● **Work instructions**
Spot each line in the records below where the word "José" occurs, then copy it.

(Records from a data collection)
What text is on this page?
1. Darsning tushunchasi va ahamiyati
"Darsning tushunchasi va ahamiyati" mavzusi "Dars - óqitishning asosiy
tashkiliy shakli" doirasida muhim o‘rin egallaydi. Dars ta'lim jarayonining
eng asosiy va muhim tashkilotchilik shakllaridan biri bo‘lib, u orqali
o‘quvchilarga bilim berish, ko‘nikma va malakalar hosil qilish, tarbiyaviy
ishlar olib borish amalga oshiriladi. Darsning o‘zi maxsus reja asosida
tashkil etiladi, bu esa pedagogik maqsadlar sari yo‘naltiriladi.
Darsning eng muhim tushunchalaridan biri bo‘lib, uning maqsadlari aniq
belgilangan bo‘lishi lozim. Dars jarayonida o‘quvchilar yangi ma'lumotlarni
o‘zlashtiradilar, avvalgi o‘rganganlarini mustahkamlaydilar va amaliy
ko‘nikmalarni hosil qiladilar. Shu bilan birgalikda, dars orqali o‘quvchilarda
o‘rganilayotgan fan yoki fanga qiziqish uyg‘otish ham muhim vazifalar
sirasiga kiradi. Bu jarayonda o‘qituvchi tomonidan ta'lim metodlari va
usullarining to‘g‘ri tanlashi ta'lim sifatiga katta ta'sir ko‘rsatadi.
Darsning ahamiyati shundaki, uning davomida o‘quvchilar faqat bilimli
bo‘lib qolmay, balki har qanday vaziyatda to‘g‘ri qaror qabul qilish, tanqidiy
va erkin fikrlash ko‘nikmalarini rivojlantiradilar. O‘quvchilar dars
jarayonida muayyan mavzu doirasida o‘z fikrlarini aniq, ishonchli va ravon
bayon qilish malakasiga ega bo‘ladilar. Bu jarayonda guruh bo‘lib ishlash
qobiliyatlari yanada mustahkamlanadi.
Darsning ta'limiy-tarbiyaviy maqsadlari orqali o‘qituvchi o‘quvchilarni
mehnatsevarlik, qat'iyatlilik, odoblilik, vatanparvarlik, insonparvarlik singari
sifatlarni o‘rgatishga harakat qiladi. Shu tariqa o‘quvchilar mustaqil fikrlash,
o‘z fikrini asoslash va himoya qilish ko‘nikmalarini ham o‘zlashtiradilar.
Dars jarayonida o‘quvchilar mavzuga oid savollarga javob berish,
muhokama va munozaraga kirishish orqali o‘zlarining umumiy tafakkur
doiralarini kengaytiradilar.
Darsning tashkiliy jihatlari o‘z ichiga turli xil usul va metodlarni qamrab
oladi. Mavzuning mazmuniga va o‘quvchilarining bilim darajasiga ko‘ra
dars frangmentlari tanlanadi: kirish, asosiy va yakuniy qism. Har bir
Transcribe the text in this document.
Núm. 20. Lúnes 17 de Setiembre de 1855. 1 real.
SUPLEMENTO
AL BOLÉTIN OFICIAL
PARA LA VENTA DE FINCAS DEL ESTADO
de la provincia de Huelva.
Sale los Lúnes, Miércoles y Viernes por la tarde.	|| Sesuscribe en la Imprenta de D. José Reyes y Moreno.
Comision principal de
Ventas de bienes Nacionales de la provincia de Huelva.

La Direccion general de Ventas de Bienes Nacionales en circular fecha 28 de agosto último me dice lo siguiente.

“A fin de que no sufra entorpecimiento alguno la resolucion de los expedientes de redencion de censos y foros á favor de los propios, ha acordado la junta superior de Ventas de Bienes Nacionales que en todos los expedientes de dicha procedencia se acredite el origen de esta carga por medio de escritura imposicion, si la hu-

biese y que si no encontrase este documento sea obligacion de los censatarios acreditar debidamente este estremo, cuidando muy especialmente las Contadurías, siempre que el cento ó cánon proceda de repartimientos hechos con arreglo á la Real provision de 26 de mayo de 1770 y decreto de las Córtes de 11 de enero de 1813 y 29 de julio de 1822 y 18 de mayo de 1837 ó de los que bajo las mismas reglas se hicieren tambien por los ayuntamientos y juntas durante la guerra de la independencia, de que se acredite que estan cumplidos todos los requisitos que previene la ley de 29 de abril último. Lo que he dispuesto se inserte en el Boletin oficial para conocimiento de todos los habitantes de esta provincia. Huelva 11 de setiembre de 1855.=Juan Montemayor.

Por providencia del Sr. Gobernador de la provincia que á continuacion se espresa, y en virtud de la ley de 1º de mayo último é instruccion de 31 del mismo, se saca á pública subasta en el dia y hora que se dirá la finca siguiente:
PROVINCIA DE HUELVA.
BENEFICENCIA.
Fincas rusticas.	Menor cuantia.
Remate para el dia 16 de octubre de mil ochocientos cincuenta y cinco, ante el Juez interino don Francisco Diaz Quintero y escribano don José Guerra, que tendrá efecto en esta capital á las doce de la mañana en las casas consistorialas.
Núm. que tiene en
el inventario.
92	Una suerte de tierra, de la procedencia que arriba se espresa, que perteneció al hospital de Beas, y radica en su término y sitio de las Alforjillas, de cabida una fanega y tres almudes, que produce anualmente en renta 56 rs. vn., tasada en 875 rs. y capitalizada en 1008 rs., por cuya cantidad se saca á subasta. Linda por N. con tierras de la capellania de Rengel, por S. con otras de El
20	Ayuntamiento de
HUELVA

● **Reply**
Sale los Lúnes, Miércoles y Viernes por la tarde.	|| Sesuscribe en la Imprenta de D. José Reyes y Moreno.
Remate para el dia 16 de octubre de mil ochocientos cincuenta y cinco, ante el Juez interino don Francisco Diaz Quintero y escribano don José Guerra, que tendrá efecto en esta capital á las doce de la mañana en las casas consistorialas.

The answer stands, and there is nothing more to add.